----- Dataset records

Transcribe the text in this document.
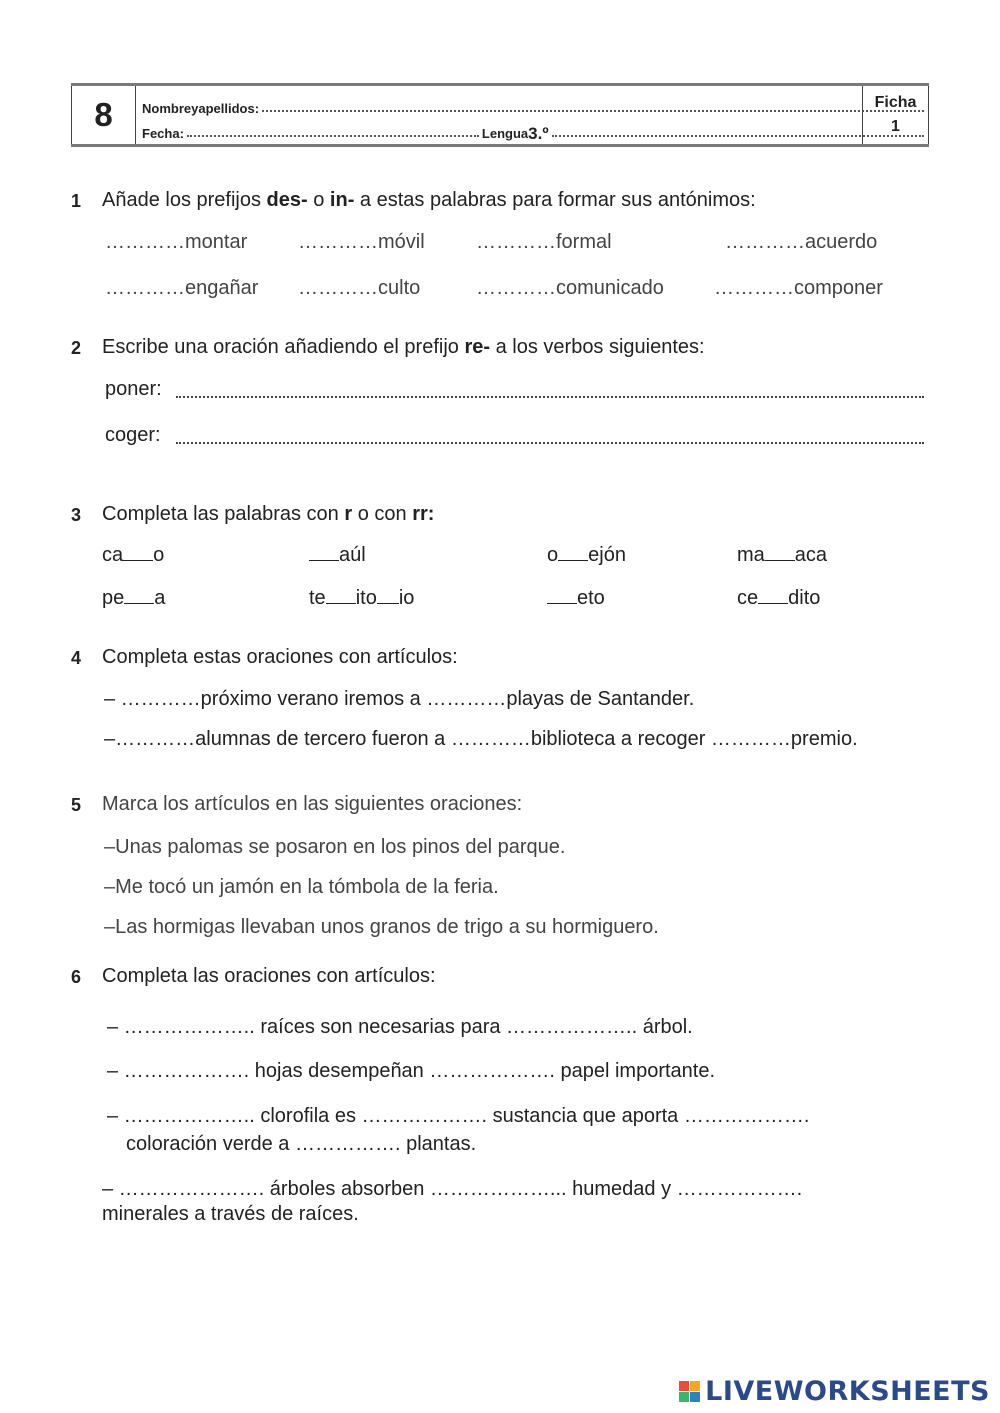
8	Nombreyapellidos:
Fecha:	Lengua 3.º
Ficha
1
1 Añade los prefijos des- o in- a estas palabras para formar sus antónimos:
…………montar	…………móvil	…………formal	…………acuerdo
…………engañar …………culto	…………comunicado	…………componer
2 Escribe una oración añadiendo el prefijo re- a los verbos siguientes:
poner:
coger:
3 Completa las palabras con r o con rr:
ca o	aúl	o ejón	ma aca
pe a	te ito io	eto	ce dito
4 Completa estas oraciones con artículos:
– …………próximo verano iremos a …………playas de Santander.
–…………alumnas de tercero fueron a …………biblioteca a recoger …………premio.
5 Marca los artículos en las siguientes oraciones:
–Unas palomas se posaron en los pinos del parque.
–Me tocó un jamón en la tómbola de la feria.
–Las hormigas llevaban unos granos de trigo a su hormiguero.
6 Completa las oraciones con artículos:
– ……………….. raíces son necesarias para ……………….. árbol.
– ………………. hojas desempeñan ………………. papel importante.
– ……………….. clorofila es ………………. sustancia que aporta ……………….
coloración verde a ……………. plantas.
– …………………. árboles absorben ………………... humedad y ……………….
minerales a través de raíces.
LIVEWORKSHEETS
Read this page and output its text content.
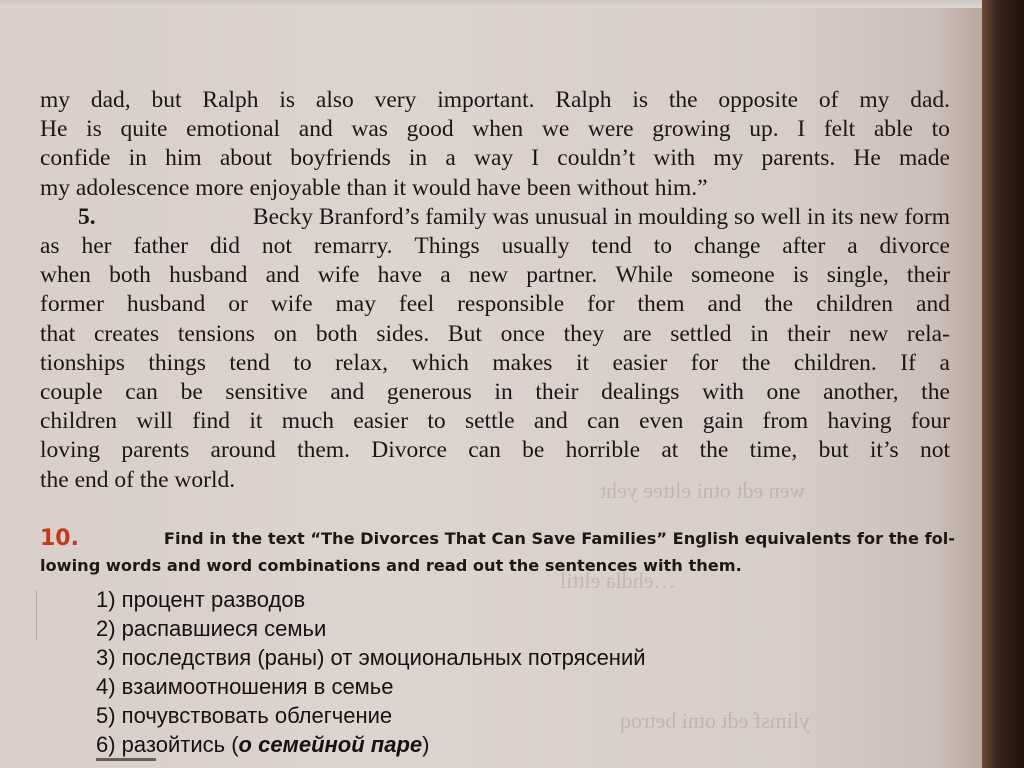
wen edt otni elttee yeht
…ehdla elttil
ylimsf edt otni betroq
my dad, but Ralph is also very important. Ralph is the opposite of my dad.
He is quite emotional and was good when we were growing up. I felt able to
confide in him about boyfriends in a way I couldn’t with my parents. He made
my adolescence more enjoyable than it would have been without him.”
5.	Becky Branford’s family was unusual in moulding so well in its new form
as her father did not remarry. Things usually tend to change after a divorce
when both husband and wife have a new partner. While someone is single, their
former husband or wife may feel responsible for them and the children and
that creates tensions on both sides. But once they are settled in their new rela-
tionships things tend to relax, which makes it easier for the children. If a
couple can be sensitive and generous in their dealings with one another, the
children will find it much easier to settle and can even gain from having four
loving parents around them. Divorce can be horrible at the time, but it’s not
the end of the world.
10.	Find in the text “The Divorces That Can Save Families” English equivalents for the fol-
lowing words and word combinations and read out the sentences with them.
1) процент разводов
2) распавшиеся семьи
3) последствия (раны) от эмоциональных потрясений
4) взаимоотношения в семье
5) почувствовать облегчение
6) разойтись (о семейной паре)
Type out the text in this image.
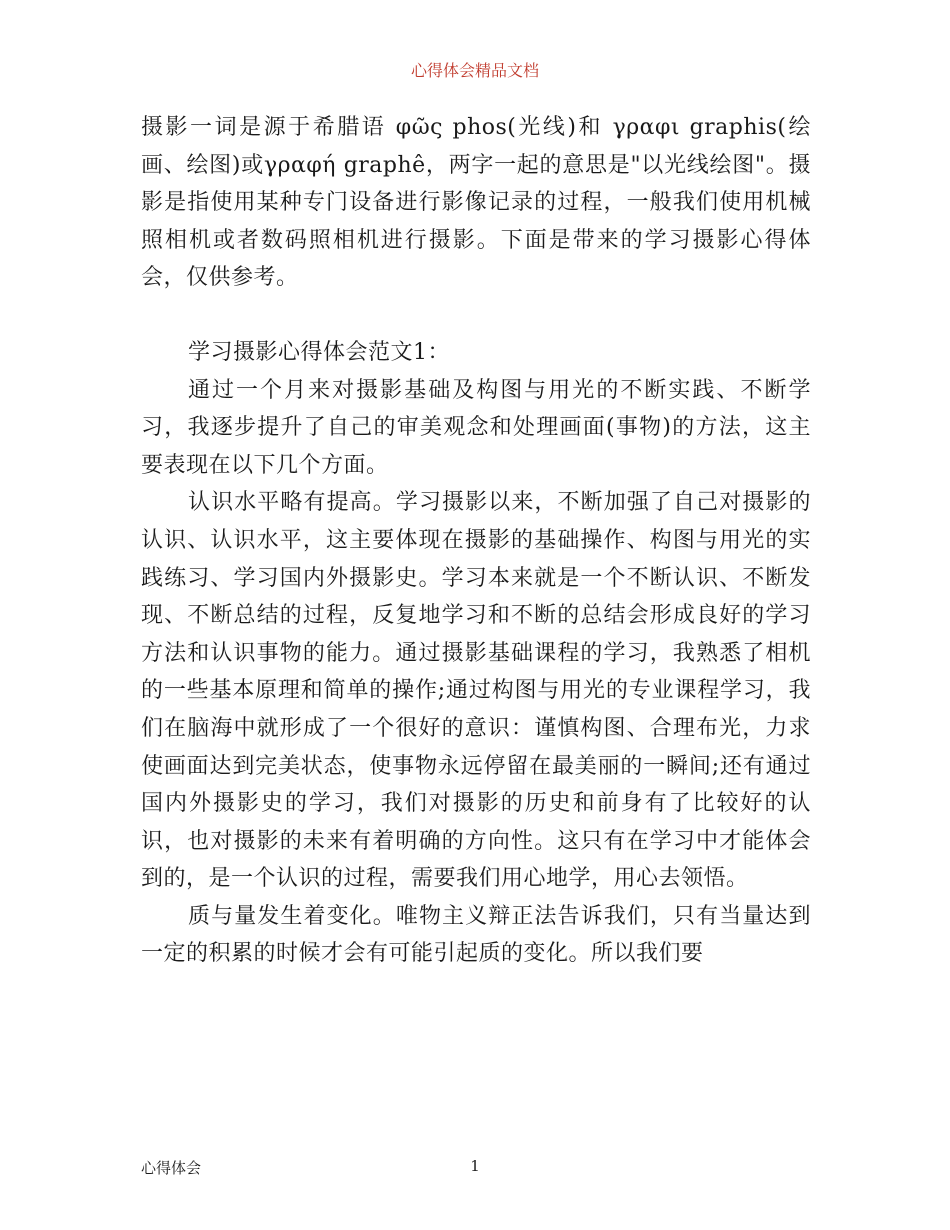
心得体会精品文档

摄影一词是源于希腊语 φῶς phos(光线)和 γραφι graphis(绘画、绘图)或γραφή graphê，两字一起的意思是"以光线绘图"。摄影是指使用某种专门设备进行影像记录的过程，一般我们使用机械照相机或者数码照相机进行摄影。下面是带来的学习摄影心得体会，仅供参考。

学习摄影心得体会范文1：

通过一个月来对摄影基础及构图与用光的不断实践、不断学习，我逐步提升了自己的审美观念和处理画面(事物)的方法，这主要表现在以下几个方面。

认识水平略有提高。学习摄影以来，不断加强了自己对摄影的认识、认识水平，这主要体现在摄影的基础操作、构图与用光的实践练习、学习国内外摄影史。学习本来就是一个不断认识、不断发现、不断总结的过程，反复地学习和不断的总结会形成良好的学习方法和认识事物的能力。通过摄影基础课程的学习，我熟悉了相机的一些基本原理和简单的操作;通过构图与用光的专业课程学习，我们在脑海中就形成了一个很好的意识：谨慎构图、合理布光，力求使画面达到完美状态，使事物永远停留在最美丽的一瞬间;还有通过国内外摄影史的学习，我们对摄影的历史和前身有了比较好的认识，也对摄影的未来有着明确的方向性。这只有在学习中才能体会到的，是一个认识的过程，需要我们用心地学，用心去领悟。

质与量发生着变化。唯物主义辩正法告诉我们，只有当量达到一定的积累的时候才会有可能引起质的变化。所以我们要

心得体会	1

----------
----- Dataset records

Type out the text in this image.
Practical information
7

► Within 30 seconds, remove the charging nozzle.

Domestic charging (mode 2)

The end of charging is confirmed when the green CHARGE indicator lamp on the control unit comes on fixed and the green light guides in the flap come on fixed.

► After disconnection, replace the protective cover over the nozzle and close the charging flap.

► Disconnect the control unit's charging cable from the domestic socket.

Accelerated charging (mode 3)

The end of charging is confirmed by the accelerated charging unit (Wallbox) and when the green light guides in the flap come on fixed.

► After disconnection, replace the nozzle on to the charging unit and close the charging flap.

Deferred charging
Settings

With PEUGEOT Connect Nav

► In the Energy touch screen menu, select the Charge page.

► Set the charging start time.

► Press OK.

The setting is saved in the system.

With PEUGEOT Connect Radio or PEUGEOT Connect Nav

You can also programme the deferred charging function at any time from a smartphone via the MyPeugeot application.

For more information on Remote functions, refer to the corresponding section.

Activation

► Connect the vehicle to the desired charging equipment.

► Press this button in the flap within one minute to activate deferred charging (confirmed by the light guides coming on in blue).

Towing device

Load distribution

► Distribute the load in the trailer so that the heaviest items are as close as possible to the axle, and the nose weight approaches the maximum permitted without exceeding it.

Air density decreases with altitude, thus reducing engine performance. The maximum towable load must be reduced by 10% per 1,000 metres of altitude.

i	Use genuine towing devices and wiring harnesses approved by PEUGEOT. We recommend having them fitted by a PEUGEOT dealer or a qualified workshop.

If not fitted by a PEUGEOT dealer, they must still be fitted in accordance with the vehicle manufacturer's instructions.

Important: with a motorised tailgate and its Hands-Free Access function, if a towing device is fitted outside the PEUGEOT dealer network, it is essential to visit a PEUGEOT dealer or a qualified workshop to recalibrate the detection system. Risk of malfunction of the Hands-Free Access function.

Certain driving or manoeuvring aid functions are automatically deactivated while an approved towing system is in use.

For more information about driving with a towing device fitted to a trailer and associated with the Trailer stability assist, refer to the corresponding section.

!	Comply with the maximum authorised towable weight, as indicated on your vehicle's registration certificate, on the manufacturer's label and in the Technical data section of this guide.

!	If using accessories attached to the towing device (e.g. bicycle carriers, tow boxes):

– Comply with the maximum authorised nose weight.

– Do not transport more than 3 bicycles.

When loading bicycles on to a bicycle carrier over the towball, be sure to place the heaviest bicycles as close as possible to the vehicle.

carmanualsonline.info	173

----------
----- Dataset records

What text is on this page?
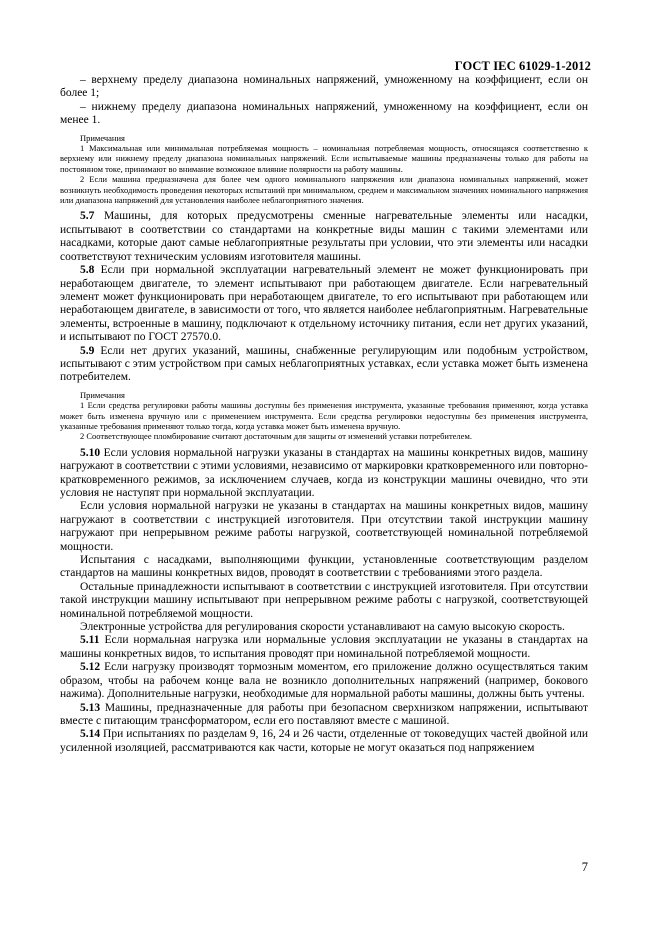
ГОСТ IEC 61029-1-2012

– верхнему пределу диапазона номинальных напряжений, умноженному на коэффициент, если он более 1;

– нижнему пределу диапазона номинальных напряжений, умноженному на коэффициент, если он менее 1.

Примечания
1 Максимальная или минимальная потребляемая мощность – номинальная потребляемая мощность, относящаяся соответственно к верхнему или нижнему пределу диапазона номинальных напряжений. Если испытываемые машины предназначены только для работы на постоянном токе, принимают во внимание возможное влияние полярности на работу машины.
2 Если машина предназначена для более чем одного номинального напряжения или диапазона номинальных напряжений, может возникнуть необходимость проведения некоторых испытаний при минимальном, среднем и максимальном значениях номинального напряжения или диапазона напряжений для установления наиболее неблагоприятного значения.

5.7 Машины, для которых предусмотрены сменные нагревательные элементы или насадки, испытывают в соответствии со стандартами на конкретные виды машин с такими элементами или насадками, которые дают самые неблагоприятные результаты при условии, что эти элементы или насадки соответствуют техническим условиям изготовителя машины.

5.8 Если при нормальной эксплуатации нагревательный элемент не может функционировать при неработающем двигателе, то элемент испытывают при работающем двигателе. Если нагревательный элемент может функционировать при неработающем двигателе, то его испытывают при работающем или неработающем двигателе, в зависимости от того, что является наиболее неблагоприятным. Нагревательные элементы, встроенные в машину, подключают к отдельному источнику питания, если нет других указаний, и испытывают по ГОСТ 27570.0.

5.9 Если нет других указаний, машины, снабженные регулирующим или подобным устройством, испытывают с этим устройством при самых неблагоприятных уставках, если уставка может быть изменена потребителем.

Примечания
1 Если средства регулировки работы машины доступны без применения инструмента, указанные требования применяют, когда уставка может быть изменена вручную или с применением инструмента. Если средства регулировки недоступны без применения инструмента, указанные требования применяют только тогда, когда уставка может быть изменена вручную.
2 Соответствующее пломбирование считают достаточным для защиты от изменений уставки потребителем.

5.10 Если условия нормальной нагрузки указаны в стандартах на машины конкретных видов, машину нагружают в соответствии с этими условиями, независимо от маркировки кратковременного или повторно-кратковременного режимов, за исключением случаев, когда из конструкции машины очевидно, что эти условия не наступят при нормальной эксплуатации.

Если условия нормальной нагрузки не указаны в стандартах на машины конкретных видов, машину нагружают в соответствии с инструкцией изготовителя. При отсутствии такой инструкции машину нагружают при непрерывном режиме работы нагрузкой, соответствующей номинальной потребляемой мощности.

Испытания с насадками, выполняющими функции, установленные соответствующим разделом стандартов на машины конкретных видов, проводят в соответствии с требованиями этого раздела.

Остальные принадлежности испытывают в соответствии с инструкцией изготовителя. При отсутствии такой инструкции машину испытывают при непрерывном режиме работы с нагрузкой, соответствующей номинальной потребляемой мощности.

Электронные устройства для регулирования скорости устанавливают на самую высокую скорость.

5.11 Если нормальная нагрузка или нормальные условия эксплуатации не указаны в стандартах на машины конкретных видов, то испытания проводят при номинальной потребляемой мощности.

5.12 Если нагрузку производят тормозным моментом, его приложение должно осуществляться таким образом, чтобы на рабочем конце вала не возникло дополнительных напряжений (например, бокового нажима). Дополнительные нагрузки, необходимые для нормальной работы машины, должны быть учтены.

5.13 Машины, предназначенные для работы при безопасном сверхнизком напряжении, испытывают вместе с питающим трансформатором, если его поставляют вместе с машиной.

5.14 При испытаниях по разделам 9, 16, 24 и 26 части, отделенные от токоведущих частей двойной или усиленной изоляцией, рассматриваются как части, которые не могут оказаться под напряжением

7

----------

== Written request ==
List all lines where "qualified" occurs.

== Response to this task ==
i	Use genuine towing devices and wiring harnesses approved by PEUGEOT. We recommend having them fitted by a PEUGEOT dealer or a qualified workshop.
Important: with a motorised tailgate and its Hands-Free Access function, if a towing device is fitted outside the PEUGEOT dealer network, it is essential to visit a PEUGEOT dealer or a qualified workshop to recalibrate the detection system. Risk of malfunction of the Hands-Free Access function.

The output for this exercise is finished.